Data tied to figure images

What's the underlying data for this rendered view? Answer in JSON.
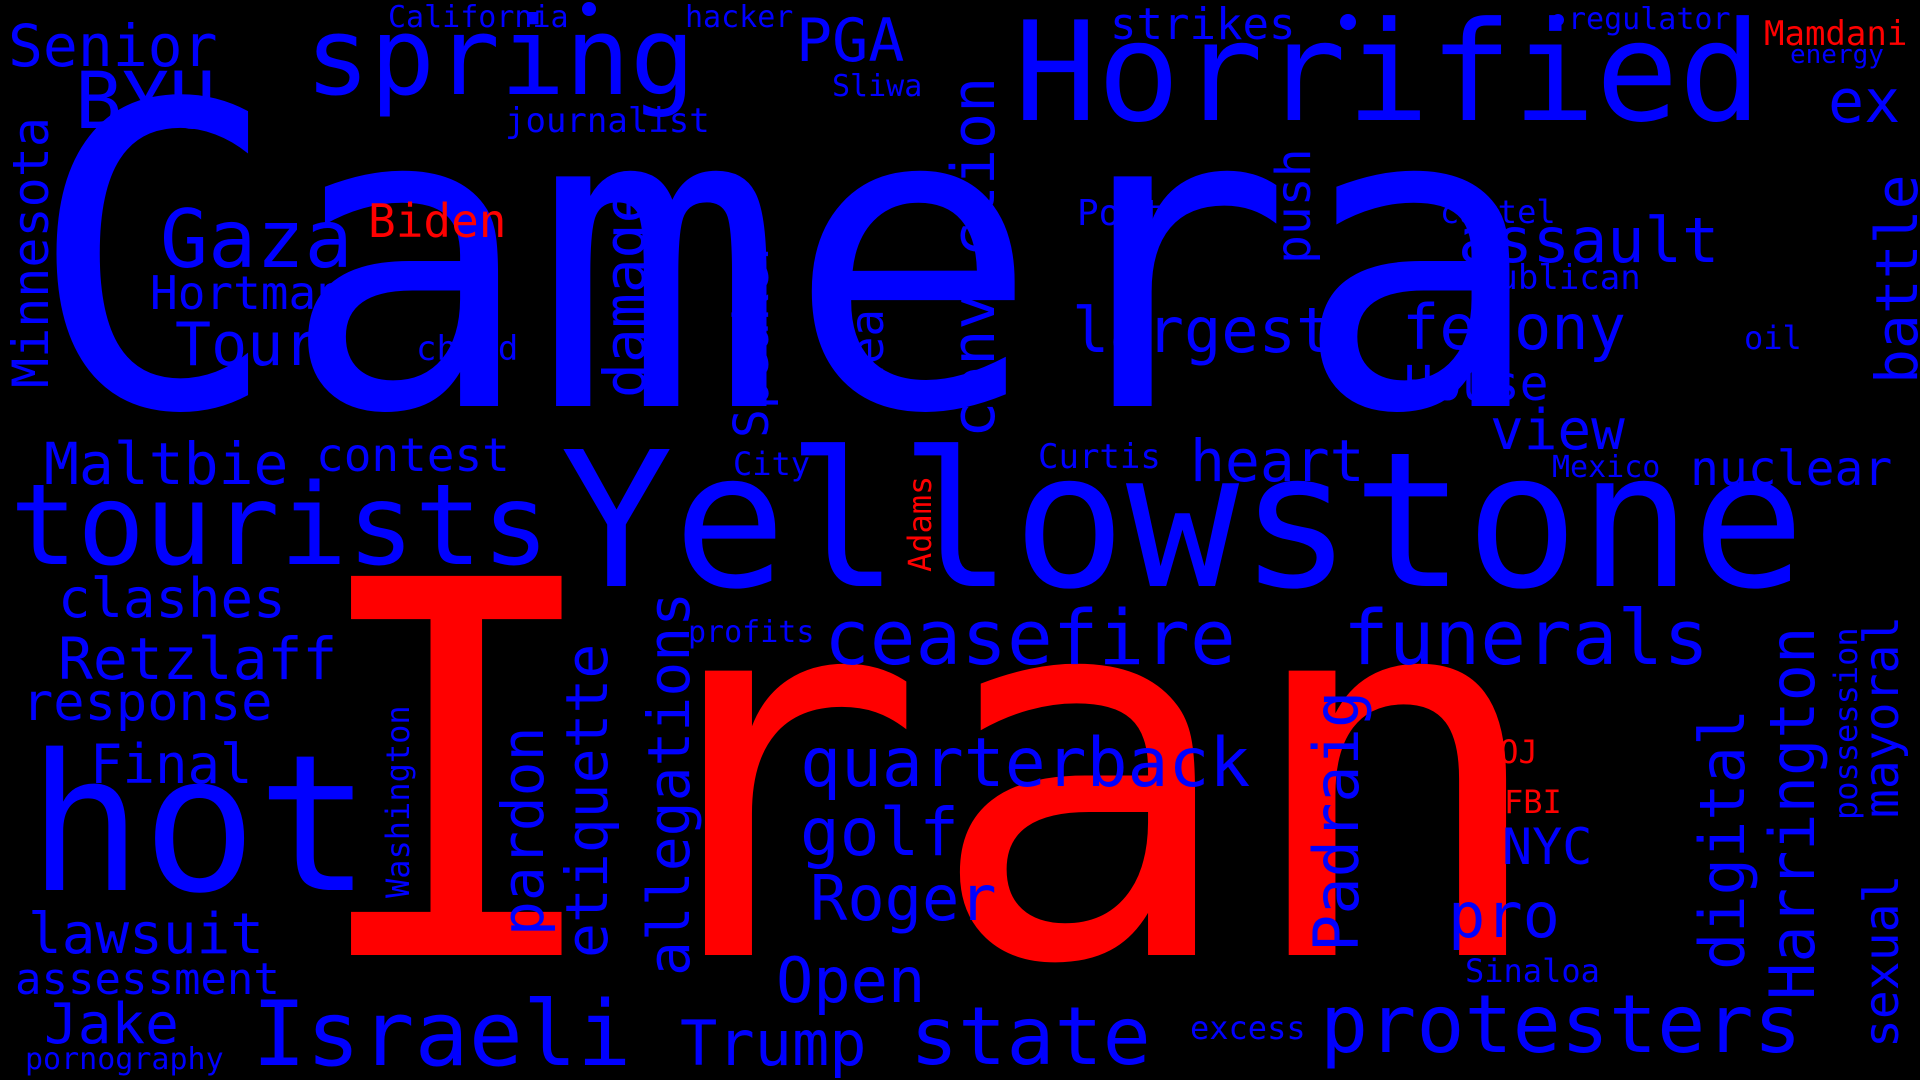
{
  "colors": {
    "background": "#000000",
    "blue": "#0000ff",
    "red": "#ff0000"
  },
  "words": [
    {
      "text": "Camera",
      "color": "blue"
    },
    {
      "text": "Iran",
      "color": "red"
    },
    {
      "text": "Yellowstone",
      "color": "blue"
    },
    {
      "text": "Horrified",
      "color": "blue"
    },
    {
      "text": "tourists",
      "color": "blue"
    },
    {
      "text": "hot",
      "color": "blue"
    },
    {
      "text": "spring",
      "color": "blue"
    },
    {
      "text": "ceasefire",
      "color": "blue"
    },
    {
      "text": "funerals",
      "color": "blue"
    },
    {
      "text": "protesters",
      "color": "blue"
    },
    {
      "text": "Israeli",
      "color": "blue"
    },
    {
      "text": "state",
      "color": "blue"
    },
    {
      "text": "Trump",
      "color": "blue"
    },
    {
      "text": "quarterback",
      "color": "blue"
    },
    {
      "text": "Gaza",
      "color": "blue"
    },
    {
      "text": "BYU",
      "color": "blue"
    },
    {
      "text": "Senior",
      "color": "blue"
    },
    {
      "text": "PGA",
      "color": "blue"
    },
    {
      "text": "Biden",
      "color": "red"
    },
    {
      "text": "Hortman",
      "color": "blue"
    },
    {
      "text": "Tour",
      "color": "blue"
    },
    {
      "text": "Maltbie",
      "color": "blue"
    },
    {
      "text": "contest",
      "color": "blue"
    },
    {
      "text": "clashes",
      "color": "blue"
    },
    {
      "text": "Retzlaff",
      "color": "blue"
    },
    {
      "text": "response",
      "color": "blue"
    },
    {
      "text": "Final",
      "color": "blue"
    },
    {
      "text": "lawsuit",
      "color": "blue"
    },
    {
      "text": "assessment",
      "color": "blue"
    },
    {
      "text": "Jake",
      "color": "blue"
    },
    {
      "text": "pornography",
      "color": "blue"
    },
    {
      "text": "California",
      "color": "blue"
    },
    {
      "text": "hacker",
      "color": "blue"
    },
    {
      "text": "journalist",
      "color": "blue"
    },
    {
      "text": "Sliwa",
      "color": "blue"
    },
    {
      "text": "strikes",
      "color": "blue"
    },
    {
      "text": "regulator",
      "color": "blue"
    },
    {
      "text": "energy",
      "color": "blue"
    },
    {
      "text": "Mamdani",
      "color": "red"
    },
    {
      "text": "ex",
      "color": "blue"
    },
    {
      "text": "assault",
      "color": "blue"
    },
    {
      "text": "Post",
      "color": "blue"
    },
    {
      "text": "cartel",
      "color": "blue"
    },
    {
      "text": "Republican",
      "color": "blue"
    },
    {
      "text": "felony",
      "color": "blue"
    },
    {
      "text": "largest",
      "color": "blue"
    },
    {
      "text": "House",
      "color": "blue"
    },
    {
      "text": "oil",
      "color": "blue"
    },
    {
      "text": "view",
      "color": "blue"
    },
    {
      "text": "heart",
      "color": "blue"
    },
    {
      "text": "Curtis",
      "color": "blue"
    },
    {
      "text": "City",
      "color": "blue"
    },
    {
      "text": "Mexico",
      "color": "blue"
    },
    {
      "text": "nuclear",
      "color": "blue"
    },
    {
      "text": "child",
      "color": "blue"
    },
    {
      "text": "profits",
      "color": "blue"
    },
    {
      "text": "golf",
      "color": "blue"
    },
    {
      "text": "Roger",
      "color": "blue"
    },
    {
      "text": "Open",
      "color": "blue"
    },
    {
      "text": "pro",
      "color": "blue"
    },
    {
      "text": "NYC",
      "color": "blue"
    },
    {
      "text": "DOJ",
      "color": "red"
    },
    {
      "text": "FBI",
      "color": "red"
    },
    {
      "text": "Sinaloa",
      "color": "blue"
    },
    {
      "text": "excess",
      "color": "blue"
    },
    {
      "text": "Minnesota",
      "color": "blue"
    },
    {
      "text": "damage",
      "color": "blue"
    },
    {
      "text": "conviction",
      "color": "blue"
    },
    {
      "text": "deal",
      "color": "blue"
    },
    {
      "text": "Speaker",
      "color": "blue"
    },
    {
      "text": "push",
      "color": "blue"
    },
    {
      "text": "battle",
      "color": "blue"
    },
    {
      "text": "Adams",
      "color": "red"
    },
    {
      "text": "allegations",
      "color": "blue"
    },
    {
      "text": "etiquette",
      "color": "blue"
    },
    {
      "text": "pardon",
      "color": "blue"
    },
    {
      "text": "Washington",
      "color": "blue"
    },
    {
      "text": "Padraig",
      "color": "blue"
    },
    {
      "text": "digital",
      "color": "blue"
    },
    {
      "text": "Harrington",
      "color": "blue"
    },
    {
      "text": "possession",
      "color": "blue"
    },
    {
      "text": "mayoral",
      "color": "blue"
    },
    {
      "text": "sexual",
      "color": "blue"
    }
  ]
}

Work to do:
Gather up the lines that contain the word "view".

Solution to the problem:
What's the underlying data for this rendered view? Answer in JSON.
      "text": "view",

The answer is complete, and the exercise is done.